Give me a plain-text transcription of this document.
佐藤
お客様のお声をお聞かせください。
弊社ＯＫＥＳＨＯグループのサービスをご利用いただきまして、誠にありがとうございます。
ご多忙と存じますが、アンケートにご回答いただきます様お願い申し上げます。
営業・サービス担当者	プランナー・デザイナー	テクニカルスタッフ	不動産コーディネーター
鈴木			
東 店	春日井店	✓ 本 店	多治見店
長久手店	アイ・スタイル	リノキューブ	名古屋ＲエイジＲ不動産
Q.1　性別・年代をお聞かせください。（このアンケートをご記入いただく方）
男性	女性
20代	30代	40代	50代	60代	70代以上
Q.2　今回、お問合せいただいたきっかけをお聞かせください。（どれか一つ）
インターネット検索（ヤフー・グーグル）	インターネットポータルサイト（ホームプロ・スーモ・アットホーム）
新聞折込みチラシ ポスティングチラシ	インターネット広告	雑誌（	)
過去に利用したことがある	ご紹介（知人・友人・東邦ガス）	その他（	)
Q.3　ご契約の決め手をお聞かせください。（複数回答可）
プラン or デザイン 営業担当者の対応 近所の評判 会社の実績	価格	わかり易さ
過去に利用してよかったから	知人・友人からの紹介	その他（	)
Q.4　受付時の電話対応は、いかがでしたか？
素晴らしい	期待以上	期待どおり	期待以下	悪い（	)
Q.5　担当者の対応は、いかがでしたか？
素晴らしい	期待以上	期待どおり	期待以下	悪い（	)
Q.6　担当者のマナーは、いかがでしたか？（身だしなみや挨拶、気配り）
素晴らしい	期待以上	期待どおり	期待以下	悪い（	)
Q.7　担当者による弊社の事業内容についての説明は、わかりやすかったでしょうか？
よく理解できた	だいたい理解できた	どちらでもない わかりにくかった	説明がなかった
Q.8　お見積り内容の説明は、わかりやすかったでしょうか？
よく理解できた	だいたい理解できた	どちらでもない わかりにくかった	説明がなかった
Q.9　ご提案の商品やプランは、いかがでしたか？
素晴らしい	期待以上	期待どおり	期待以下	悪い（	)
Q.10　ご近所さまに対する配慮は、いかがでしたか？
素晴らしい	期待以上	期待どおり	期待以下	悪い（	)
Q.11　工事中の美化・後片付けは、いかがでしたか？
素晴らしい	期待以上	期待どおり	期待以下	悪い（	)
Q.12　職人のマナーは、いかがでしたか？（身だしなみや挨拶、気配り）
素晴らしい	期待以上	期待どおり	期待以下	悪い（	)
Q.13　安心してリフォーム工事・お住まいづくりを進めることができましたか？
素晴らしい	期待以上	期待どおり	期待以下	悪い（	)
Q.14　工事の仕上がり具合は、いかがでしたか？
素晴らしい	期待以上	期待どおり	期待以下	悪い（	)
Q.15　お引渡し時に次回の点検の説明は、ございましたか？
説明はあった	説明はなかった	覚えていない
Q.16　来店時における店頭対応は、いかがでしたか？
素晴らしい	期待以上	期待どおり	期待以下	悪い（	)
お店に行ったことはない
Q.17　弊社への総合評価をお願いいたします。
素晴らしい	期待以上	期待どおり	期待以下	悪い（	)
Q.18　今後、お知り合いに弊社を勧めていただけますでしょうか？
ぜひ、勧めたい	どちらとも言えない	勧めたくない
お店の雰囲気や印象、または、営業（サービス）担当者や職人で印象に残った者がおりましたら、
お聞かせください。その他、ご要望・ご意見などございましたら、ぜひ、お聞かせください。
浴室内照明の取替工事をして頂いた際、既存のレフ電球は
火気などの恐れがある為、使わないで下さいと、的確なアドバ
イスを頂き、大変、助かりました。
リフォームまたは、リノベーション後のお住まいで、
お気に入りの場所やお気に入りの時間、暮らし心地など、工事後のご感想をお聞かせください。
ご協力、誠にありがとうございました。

○ ○ ○ ○ ○

» GOAL
Repeat the records above exactly, from the first line to the last.

» FINISHED TASK
Give me a plain-text transcription of this document.
佐藤
お客様のお声をお聞かせください。
弊社ＯＫＥＳＨＯグループのサービスをご利用いただきまして、誠にありがとうございます。
ご多忙と存じますが、アンケートにご回答いただきます様お願い申し上げます。
営業・サービス担当者	プランナー・デザイナー	テクニカルスタッフ	不動産コーディネーター
鈴木			
東 店	春日井店	✓ 本 店	多治見店
長久手店	アイ・スタイル	リノキューブ	名古屋ＲエイジＲ不動産
Q.1　性別・年代をお聞かせください。（このアンケートをご記入いただく方）
男性	女性
20代	30代	40代	50代	60代	70代以上
Q.2　今回、お問合せいただいたきっかけをお聞かせください。（どれか一つ）
インターネット検索（ヤフー・グーグル）	インターネットポータルサイト（ホームプロ・スーモ・アットホーム）
新聞折込みチラシ ポスティングチラシ	インターネット広告	雑誌（	)
過去に利用したことがある	ご紹介（知人・友人・東邦ガス）	その他（	)
Q.3　ご契約の決め手をお聞かせください。（複数回答可）
プラン or デザイン 営業担当者の対応 近所の評判 会社の実績	価格	わかり易さ
過去に利用してよかったから	知人・友人からの紹介	その他（	)
Q.4　受付時の電話対応は、いかがでしたか？
素晴らしい	期待以上	期待どおり	期待以下	悪い（	)
Q.5　担当者の対応は、いかがでしたか？
素晴らしい	期待以上	期待どおり	期待以下	悪い（	)
Q.6　担当者のマナーは、いかがでしたか？（身だしなみや挨拶、気配り）
素晴らしい	期待以上	期待どおり	期待以下	悪い（	)
Q.7　担当者による弊社の事業内容についての説明は、わかりやすかったでしょうか？
よく理解できた	だいたい理解できた	どちらでもない わかりにくかった	説明がなかった
Q.8　お見積り内容の説明は、わかりやすかったでしょうか？
よく理解できた	だいたい理解できた	どちらでもない わかりにくかった	説明がなかった
Q.9　ご提案の商品やプランは、いかがでしたか？
素晴らしい	期待以上	期待どおり	期待以下	悪い（	)
Q.10　ご近所さまに対する配慮は、いかがでしたか？
素晴らしい	期待以上	期待どおり	期待以下	悪い（	)
Q.11　工事中の美化・後片付けは、いかがでしたか？
素晴らしい	期待以上	期待どおり	期待以下	悪い（	)
Q.12　職人のマナーは、いかがでしたか？（身だしなみや挨拶、気配り）
素晴らしい	期待以上	期待どおり	期待以下	悪い（	)
Q.13　安心してリフォーム工事・お住まいづくりを進めることができましたか？
素晴らしい	期待以上	期待どおり	期待以下	悪い（	)
Q.14　工事の仕上がり具合は、いかがでしたか？
素晴らしい	期待以上	期待どおり	期待以下	悪い（	)
Q.15　お引渡し時に次回の点検の説明は、ございましたか？
説明はあった	説明はなかった	覚えていない
Q.16　来店時における店頭対応は、いかがでしたか？
素晴らしい	期待以上	期待どおり	期待以下	悪い（	)
お店に行ったことはない
Q.17　弊社への総合評価をお願いいたします。
素晴らしい	期待以上	期待どおり	期待以下	悪い（	)
Q.18　今後、お知り合いに弊社を勧めていただけますでしょうか？
ぜひ、勧めたい	どちらとも言えない	勧めたくない
お店の雰囲気や印象、または、営業（サービス）担当者や職人で印象に残った者がおりましたら、
お聞かせください。その他、ご要望・ご意見などございましたら、ぜひ、お聞かせください。
浴室内照明の取替工事をして頂いた際、既存のレフ電球は
火気などの恐れがある為、使わないで下さいと、的確なアドバ
イスを頂き、大変、助かりました。
リフォームまたは、リノベーション後のお住まいで、
お気に入りの場所やお気に入りの時間、暮らし心地など、工事後のご感想をお聞かせください。
ご協力、誠にありがとうございました。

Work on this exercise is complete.